→ WRITTEN TASK: Repeat the whole listing exactly as written.

Stored records:
(begin)

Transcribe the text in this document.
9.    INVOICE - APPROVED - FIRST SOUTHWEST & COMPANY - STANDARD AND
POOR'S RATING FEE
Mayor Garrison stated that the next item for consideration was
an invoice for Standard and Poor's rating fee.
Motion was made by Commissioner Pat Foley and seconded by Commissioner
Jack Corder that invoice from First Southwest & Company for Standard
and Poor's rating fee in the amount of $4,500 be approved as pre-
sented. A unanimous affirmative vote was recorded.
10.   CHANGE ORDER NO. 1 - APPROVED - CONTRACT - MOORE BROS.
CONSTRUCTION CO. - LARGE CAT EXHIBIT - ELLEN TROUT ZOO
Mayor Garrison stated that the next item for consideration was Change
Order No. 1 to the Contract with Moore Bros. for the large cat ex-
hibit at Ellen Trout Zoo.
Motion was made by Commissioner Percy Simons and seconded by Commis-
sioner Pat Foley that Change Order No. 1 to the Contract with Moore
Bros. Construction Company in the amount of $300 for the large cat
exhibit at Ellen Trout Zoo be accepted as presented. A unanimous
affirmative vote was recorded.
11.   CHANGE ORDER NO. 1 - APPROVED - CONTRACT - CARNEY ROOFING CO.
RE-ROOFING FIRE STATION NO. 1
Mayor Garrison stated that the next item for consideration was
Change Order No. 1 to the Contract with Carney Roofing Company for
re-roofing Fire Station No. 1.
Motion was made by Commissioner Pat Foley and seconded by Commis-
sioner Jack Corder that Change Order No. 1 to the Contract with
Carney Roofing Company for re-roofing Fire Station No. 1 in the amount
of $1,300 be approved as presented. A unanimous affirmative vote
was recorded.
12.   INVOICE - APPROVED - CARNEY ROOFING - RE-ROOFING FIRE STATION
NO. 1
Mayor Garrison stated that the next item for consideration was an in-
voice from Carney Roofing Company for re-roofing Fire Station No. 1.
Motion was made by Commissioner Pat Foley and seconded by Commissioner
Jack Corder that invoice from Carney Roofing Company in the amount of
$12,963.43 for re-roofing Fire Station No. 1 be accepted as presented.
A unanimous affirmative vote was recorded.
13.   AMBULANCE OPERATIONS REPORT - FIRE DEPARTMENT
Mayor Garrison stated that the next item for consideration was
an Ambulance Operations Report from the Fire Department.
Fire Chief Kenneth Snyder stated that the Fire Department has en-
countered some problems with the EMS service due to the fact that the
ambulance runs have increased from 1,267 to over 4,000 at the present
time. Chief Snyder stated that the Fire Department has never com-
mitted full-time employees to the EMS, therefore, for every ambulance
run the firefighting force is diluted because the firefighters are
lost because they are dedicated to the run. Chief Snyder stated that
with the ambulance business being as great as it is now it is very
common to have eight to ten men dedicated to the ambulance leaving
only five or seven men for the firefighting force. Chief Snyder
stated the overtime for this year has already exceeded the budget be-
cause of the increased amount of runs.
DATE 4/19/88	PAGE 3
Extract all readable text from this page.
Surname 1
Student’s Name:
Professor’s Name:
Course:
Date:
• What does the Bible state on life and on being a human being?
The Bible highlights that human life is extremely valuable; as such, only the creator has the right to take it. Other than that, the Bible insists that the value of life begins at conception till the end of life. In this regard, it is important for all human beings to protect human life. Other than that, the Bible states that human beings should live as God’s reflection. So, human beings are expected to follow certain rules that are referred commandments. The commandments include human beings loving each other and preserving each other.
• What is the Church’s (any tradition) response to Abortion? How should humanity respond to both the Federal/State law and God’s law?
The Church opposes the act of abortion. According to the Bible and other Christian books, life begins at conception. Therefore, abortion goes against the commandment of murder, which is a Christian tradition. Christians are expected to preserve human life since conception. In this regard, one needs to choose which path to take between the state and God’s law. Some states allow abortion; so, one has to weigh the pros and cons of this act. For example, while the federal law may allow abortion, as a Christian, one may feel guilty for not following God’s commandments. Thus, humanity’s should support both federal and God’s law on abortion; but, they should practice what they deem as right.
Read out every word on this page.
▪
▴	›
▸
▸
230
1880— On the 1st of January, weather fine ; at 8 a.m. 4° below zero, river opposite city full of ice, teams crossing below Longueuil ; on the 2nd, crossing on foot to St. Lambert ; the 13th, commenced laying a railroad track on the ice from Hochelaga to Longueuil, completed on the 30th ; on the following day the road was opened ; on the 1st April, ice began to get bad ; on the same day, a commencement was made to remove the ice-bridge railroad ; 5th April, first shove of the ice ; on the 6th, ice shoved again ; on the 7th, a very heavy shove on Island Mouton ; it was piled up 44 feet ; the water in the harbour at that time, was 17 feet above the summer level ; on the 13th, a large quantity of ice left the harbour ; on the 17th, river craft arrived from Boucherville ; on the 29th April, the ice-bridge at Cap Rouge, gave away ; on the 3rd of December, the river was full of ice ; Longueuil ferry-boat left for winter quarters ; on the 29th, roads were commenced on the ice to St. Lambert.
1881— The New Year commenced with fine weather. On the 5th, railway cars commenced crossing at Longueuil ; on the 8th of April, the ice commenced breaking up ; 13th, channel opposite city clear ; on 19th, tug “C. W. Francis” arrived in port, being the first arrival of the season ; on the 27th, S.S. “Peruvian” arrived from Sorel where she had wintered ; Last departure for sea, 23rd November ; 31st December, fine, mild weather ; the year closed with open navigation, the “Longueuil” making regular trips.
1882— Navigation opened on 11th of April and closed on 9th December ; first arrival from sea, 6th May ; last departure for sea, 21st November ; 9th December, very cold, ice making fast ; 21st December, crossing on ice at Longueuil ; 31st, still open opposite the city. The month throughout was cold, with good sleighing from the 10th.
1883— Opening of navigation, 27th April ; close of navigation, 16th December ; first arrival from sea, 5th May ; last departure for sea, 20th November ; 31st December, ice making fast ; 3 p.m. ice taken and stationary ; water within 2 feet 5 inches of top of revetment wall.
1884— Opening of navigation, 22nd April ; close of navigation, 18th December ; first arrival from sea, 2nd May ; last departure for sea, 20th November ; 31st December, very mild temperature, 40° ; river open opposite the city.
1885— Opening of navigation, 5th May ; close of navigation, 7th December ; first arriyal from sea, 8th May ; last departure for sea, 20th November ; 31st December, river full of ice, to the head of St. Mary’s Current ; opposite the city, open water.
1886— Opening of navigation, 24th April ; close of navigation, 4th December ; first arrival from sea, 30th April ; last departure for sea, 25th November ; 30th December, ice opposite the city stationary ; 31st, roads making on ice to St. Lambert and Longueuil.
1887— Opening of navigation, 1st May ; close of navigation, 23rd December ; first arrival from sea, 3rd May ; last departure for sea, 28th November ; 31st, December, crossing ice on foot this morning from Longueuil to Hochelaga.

(end)

→ SOLVED EXERCISE:
Transcribe the text in this document.
9.    INVOICE - APPROVED - FIRST SOUTHWEST & COMPANY - STANDARD AND
POOR'S RATING FEE
Mayor Garrison stated that the next item for consideration was
an invoice for Standard and Poor's rating fee.
Motion was made by Commissioner Pat Foley and seconded by Commissioner
Jack Corder that invoice from First Southwest & Company for Standard
and Poor's rating fee in the amount of $4,500 be approved as pre-
sented. A unanimous affirmative vote was recorded.
10.   CHANGE ORDER NO. 1 - APPROVED - CONTRACT - MOORE BROS.
CONSTRUCTION CO. - LARGE CAT EXHIBIT - ELLEN TROUT ZOO
Mayor Garrison stated that the next item for consideration was Change
Order No. 1 to the Contract with Moore Bros. for the large cat ex-
hibit at Ellen Trout Zoo.
Motion was made by Commissioner Percy Simons and seconded by Commis-
sioner Pat Foley that Change Order No. 1 to the Contract with Moore
Bros. Construction Company in the amount of $300 for the large cat
exhibit at Ellen Trout Zoo be accepted as presented. A unanimous
affirmative vote was recorded.
11.   CHANGE ORDER NO. 1 - APPROVED - CONTRACT - CARNEY ROOFING CO.
RE-ROOFING FIRE STATION NO. 1
Mayor Garrison stated that the next item for consideration was
Change Order No. 1 to the Contract with Carney Roofing Company for
re-roofing Fire Station No. 1.
Motion was made by Commissioner Pat Foley and seconded by Commis-
sioner Jack Corder that Change Order No. 1 to the Contract with
Carney Roofing Company for re-roofing Fire Station No. 1 in the amount
of $1,300 be approved as presented. A unanimous affirmative vote
was recorded.
12.   INVOICE - APPROVED - CARNEY ROOFING - RE-ROOFING FIRE STATION
NO. 1
Mayor Garrison stated that the next item for consideration was an in-
voice from Carney Roofing Company for re-roofing Fire Station No. 1.
Motion was made by Commissioner Pat Foley and seconded by Commissioner
Jack Corder that invoice from Carney Roofing Company in the amount of
$12,963.43 for re-roofing Fire Station No. 1 be accepted as presented.
A unanimous affirmative vote was recorded.
13.   AMBULANCE OPERATIONS REPORT - FIRE DEPARTMENT
Mayor Garrison stated that the next item for consideration was
an Ambulance Operations Report from the Fire Department.
Fire Chief Kenneth Snyder stated that the Fire Department has en-
countered some problems with the EMS service due to the fact that the
ambulance runs have increased from 1,267 to over 4,000 at the present
time. Chief Snyder stated that the Fire Department has never com-
mitted full-time employees to the EMS, therefore, for every ambulance
run the firefighting force is diluted because the firefighters are
lost because they are dedicated to the run. Chief Snyder stated that
with the ambulance business being as great as it is now it is very
common to have eight to ten men dedicated to the ambulance leaving
only five or seven men for the firefighting force. Chief Snyder
stated the overtime for this year has already exceeded the budget be-
cause of the increased amount of runs.
DATE 4/19/88	PAGE 3
Extract all readable text from this page.
Surname 1
Student’s Name:
Professor’s Name:
Course:
Date:
• What does the Bible state on life and on being a human being?
The Bible highlights that human life is extremely valuable; as such, only the creator has the right to take it. Other than that, the Bible insists that the value of life begins at conception till the end of life. In this regard, it is important for all human beings to protect human life. Other than that, the Bible states that human beings should live as God’s reflection. So, human beings are expected to follow certain rules that are referred commandments. The commandments include human beings loving each other and preserving each other.
• What is the Church’s (any tradition) response to Abortion? How should humanity respond to both the Federal/State law and God’s law?
The Church opposes the act of abortion. According to the Bible and other Christian books, life begins at conception. Therefore, abortion goes against the commandment of murder, which is a Christian tradition. Christians are expected to preserve human life since conception. In this regard, one needs to choose which path to take between the state and God’s law. Some states allow abortion; so, one has to weigh the pros and cons of this act. For example, while the federal law may allow abortion, as a Christian, one may feel guilty for not following God’s commandments. Thus, humanity’s should support both federal and God’s law on abortion; but, they should practice what they deem as right.
Read out every word on this page.
▪
▴	›
▸
▸
230
1880— On the 1st of January, weather fine ; at 8 a.m. 4° below zero, river opposite city full of ice, teams crossing below Longueuil ; on the 2nd, crossing on foot to St. Lambert ; the 13th, commenced laying a railroad track on the ice from Hochelaga to Longueuil, completed on the 30th ; on the following day the road was opened ; on the 1st April, ice began to get bad ; on the same day, a commencement was made to remove the ice-bridge railroad ; 5th April, first shove of the ice ; on the 6th, ice shoved again ; on the 7th, a very heavy shove on Island Mouton ; it was piled up 44 feet ; the water in the harbour at that time, was 17 feet above the summer level ; on the 13th, a large quantity of ice left the harbour ; on the 17th, river craft arrived from Boucherville ; on the 29th April, the ice-bridge at Cap Rouge, gave away ; on the 3rd of December, the river was full of ice ; Longueuil ferry-boat left for winter quarters ; on the 29th, roads were commenced on the ice to St. Lambert.
1881— The New Year commenced with fine weather. On the 5th, railway cars commenced crossing at Longueuil ; on the 8th of April, the ice commenced breaking up ; 13th, channel opposite city clear ; on 19th, tug “C. W. Francis” arrived in port, being the first arrival of the season ; on the 27th, S.S. “Peruvian” arrived from Sorel where she had wintered ; Last departure for sea, 23rd November ; 31st December, fine, mild weather ; the year closed with open navigation, the “Longueuil” making regular trips.
1882— Navigation opened on 11th of April and closed on 9th December ; first arrival from sea, 6th May ; last departure for sea, 21st November ; 9th December, very cold, ice making fast ; 21st December, crossing on ice at Longueuil ; 31st, still open opposite the city. The month throughout was cold, with good sleighing from the 10th.
1883— Opening of navigation, 27th April ; close of navigation, 16th December ; first arrival from sea, 5th May ; last departure for sea, 20th November ; 31st December, ice making fast ; 3 p.m. ice taken and stationary ; water within 2 feet 5 inches of top of revetment wall.
1884— Opening of navigation, 22nd April ; close of navigation, 18th December ; first arrival from sea, 2nd May ; last departure for sea, 20th November ; 31st December, very mild temperature, 40° ; river open opposite the city.
1885— Opening of navigation, 5th May ; close of navigation, 7th December ; first arriyal from sea, 8th May ; last departure for sea, 20th November ; 31st December, river full of ice, to the head of St. Mary’s Current ; opposite the city, open water.
1886— Opening of navigation, 24th April ; close of navigation, 4th December ; first arrival from sea, 30th April ; last departure for sea, 25th November ; 30th December, ice opposite the city stationary ; 31st, roads making on ice to St. Lambert and Longueuil.
1887— Opening of navigation, 1st May ; close of navigation, 23rd December ; first arrival from sea, 3rd May ; last departure for sea, 28th November ; 31st, December, crossing ice on foot this morning from Longueuil to Hochelaga.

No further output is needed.